>> START Excerpted data

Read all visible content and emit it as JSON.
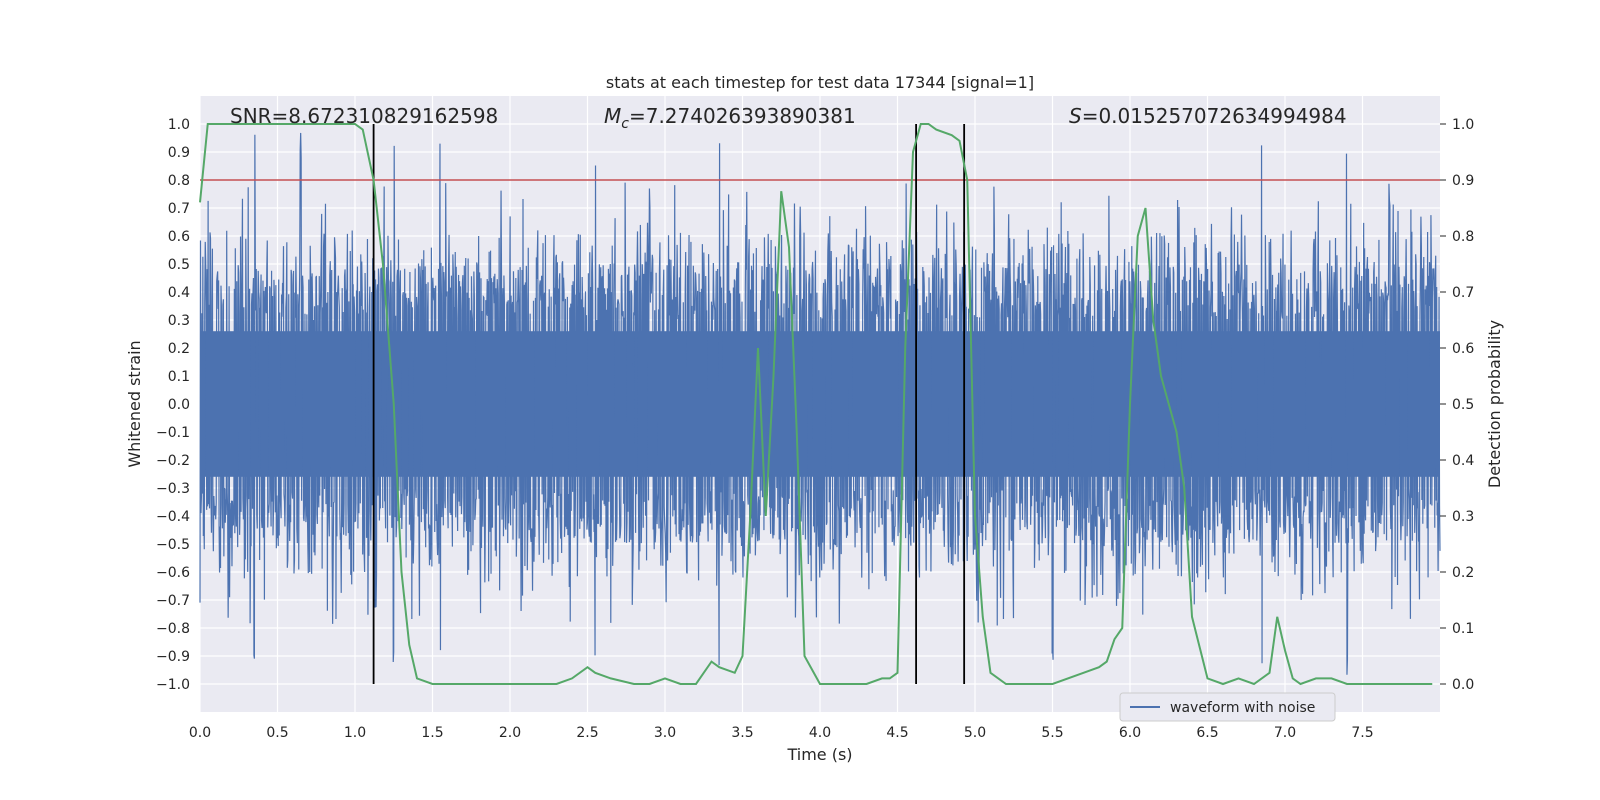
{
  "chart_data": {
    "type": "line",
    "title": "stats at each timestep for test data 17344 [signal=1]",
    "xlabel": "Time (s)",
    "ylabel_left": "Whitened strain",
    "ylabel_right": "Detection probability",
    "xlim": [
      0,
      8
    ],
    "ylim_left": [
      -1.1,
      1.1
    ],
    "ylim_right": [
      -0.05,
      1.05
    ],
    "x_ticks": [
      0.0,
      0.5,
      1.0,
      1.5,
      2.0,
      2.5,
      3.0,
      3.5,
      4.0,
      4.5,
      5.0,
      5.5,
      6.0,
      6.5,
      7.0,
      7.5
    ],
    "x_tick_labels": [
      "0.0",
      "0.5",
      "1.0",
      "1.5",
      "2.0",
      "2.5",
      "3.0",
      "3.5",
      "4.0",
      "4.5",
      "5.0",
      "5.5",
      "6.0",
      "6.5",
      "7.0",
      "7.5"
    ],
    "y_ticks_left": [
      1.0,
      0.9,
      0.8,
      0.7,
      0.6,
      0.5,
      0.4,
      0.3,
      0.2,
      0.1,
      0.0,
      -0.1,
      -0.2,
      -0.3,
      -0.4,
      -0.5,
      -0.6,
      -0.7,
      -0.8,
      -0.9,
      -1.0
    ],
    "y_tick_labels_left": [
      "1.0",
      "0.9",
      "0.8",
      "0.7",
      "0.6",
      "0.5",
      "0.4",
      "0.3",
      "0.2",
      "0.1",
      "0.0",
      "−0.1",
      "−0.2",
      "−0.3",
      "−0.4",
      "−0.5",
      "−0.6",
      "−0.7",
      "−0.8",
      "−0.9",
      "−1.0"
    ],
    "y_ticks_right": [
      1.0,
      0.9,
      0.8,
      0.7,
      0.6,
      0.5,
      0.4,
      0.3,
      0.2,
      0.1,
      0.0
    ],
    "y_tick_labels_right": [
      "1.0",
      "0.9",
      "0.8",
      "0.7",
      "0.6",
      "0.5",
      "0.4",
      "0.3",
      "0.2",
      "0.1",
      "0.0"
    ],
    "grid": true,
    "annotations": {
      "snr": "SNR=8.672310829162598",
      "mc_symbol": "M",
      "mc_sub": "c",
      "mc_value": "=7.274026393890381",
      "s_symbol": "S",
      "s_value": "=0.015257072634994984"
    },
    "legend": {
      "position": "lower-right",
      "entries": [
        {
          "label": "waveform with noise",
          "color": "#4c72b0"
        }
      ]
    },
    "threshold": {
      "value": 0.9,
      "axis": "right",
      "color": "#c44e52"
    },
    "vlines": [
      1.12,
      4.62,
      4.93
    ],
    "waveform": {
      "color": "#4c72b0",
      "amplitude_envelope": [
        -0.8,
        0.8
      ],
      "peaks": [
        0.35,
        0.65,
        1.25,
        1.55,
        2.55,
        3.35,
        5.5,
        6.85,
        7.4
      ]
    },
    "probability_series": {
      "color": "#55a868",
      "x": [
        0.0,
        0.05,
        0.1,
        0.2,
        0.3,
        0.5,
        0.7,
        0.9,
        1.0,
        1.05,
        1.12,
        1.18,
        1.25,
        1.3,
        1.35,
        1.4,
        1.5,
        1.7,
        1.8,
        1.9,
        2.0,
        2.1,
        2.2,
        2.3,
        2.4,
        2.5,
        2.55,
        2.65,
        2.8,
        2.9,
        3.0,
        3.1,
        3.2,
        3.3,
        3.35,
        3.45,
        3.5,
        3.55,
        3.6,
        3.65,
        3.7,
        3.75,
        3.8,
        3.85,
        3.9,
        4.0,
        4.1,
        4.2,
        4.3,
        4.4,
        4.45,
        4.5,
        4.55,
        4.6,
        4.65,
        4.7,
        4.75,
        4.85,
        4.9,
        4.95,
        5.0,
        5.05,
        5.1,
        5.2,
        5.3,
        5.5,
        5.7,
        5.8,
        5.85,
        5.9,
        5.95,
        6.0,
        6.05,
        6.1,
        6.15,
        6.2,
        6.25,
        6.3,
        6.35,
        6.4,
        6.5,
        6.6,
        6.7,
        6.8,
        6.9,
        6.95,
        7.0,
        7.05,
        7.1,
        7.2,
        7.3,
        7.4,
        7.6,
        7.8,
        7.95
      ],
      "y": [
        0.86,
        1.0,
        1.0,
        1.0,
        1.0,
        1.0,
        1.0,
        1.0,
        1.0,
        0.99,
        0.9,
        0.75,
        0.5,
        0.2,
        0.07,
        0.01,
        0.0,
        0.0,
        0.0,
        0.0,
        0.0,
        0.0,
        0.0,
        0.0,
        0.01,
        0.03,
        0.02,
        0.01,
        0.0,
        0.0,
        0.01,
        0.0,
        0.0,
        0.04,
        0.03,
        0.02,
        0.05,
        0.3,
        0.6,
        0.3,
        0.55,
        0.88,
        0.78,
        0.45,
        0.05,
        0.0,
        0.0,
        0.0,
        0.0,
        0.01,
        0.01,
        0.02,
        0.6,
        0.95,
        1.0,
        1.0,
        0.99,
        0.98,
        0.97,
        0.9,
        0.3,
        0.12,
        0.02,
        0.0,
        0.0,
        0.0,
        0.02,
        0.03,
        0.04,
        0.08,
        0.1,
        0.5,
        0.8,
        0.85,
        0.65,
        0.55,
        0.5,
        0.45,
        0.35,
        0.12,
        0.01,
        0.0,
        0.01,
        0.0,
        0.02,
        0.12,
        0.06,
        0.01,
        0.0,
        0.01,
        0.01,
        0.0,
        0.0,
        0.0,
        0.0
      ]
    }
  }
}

>> END Excerpted data

# Stated exercise:
Pictures in the records above are not copied; print everything else exactly.

# Written reply:
Read all visible content and emit it as JSON.
{
  "chart_data": {
    "type": "line",
    "title": "stats at each timestep for test data 17344 [signal=1]",
    "xlabel": "Time (s)",
    "ylabel_left": "Whitened strain",
    "ylabel_right": "Detection probability",
    "xlim": [
      0,
      8
    ],
    "ylim_left": [
      -1.1,
      1.1
    ],
    "ylim_right": [
      -0.05,
      1.05
    ],
    "x_ticks": [
      0.0,
      0.5,
      1.0,
      1.5,
      2.0,
      2.5,
      3.0,
      3.5,
      4.0,
      4.5,
      5.0,
      5.5,
      6.0,
      6.5,
      7.0,
      7.5
    ],
    "x_tick_labels": [
      "0.0",
      "0.5",
      "1.0",
      "1.5",
      "2.0",
      "2.5",
      "3.0",
      "3.5",
      "4.0",
      "4.5",
      "5.0",
      "5.5",
      "6.0",
      "6.5",
      "7.0",
      "7.5"
    ],
    "y_ticks_left": [
      1.0,
      0.9,
      0.8,
      0.7,
      0.6,
      0.5,
      0.4,
      0.3,
      0.2,
      0.1,
      0.0,
      -0.1,
      -0.2,
      -0.3,
      -0.4,
      -0.5,
      -0.6,
      -0.7,
      -0.8,
      -0.9,
      -1.0
    ],
    "y_tick_labels_left": [
      "1.0",
      "0.9",
      "0.8",
      "0.7",
      "0.6",
      "0.5",
      "0.4",
      "0.3",
      "0.2",
      "0.1",
      "0.0",
      "−0.1",
      "−0.2",
      "−0.3",
      "−0.4",
      "−0.5",
      "−0.6",
      "−0.7",
      "−0.8",
      "−0.9",
      "−1.0"
    ],
    "y_ticks_right": [
      1.0,
      0.9,
      0.8,
      0.7,
      0.6,
      0.5,
      0.4,
      0.3,
      0.2,
      0.1,
      0.0
    ],
    "y_tick_labels_right": [
      "1.0",
      "0.9",
      "0.8",
      "0.7",
      "0.6",
      "0.5",
      "0.4",
      "0.3",
      "0.2",
      "0.1",
      "0.0"
    ],
    "grid": true,
    "annotations": {
      "snr": "SNR=8.672310829162598",
      "mc_symbol": "M",
      "mc_sub": "c",
      "mc_value": "=7.274026393890381",
      "s_symbol": "S",
      "s_value": "=0.015257072634994984"
    },
    "legend": {
      "position": "lower-right",
      "entries": [
        {
          "label": "waveform with noise",
          "color": "#4c72b0"
        }
      ]
    },
    "threshold": {
      "value": 0.9,
      "axis": "right",
      "color": "#c44e52"
    },
    "vlines": [
      1.12,
      4.62,
      4.93
    ],
    "waveform": {
      "color": "#4c72b0",
      "amplitude_envelope": [
        -0.8,
        0.8
      ],
      "peaks": [
        0.35,
        0.65,
        1.25,
        1.55,
        2.55,
        3.35,
        5.5,
        6.85,
        7.4
      ]
    },
    "probability_series": {
      "color": "#55a868",
      "x": [
        0.0,
        0.05,
        0.1,
        0.2,
        0.3,
        0.5,
        0.7,
        0.9,
        1.0,
        1.05,
        1.12,
        1.18,
        1.25,
        1.3,
        1.35,
        1.4,
        1.5,
        1.7,
        1.8,
        1.9,
        2.0,
        2.1,
        2.2,
        2.3,
        2.4,
        2.5,
        2.55,
        2.65,
        2.8,
        2.9,
        3.0,
        3.1,
        3.2,
        3.3,
        3.35,
        3.45,
        3.5,
        3.55,
        3.6,
        3.65,
        3.7,
        3.75,
        3.8,
        3.85,
        3.9,
        4.0,
        4.1,
        4.2,
        4.3,
        4.4,
        4.45,
        4.5,
        4.55,
        4.6,
        4.65,
        4.7,
        4.75,
        4.85,
        4.9,
        4.95,
        5.0,
        5.05,
        5.1,
        5.2,
        5.3,
        5.5,
        5.7,
        5.8,
        5.85,
        5.9,
        5.95,
        6.0,
        6.05,
        6.1,
        6.15,
        6.2,
        6.25,
        6.3,
        6.35,
        6.4,
        6.5,
        6.6,
        6.7,
        6.8,
        6.9,
        6.95,
        7.0,
        7.05,
        7.1,
        7.2,
        7.3,
        7.4,
        7.6,
        7.8,
        7.95
      ],
      "y": [
        0.86,
        1.0,
        1.0,
        1.0,
        1.0,
        1.0,
        1.0,
        1.0,
        1.0,
        0.99,
        0.9,
        0.75,
        0.5,
        0.2,
        0.07,
        0.01,
        0.0,
        0.0,
        0.0,
        0.0,
        0.0,
        0.0,
        0.0,
        0.0,
        0.01,
        0.03,
        0.02,
        0.01,
        0.0,
        0.0,
        0.01,
        0.0,
        0.0,
        0.04,
        0.03,
        0.02,
        0.05,
        0.3,
        0.6,
        0.3,
        0.55,
        0.88,
        0.78,
        0.45,
        0.05,
        0.0,
        0.0,
        0.0,
        0.0,
        0.01,
        0.01,
        0.02,
        0.6,
        0.95,
        1.0,
        1.0,
        0.99,
        0.98,
        0.97,
        0.9,
        0.3,
        0.12,
        0.02,
        0.0,
        0.0,
        0.0,
        0.02,
        0.03,
        0.04,
        0.08,
        0.1,
        0.5,
        0.8,
        0.85,
        0.65,
        0.55,
        0.5,
        0.45,
        0.35,
        0.12,
        0.01,
        0.0,
        0.01,
        0.0,
        0.02,
        0.12,
        0.06,
        0.01,
        0.0,
        0.01,
        0.01,
        0.0,
        0.0,
        0.0,
        0.0
      ]
    }
  }
}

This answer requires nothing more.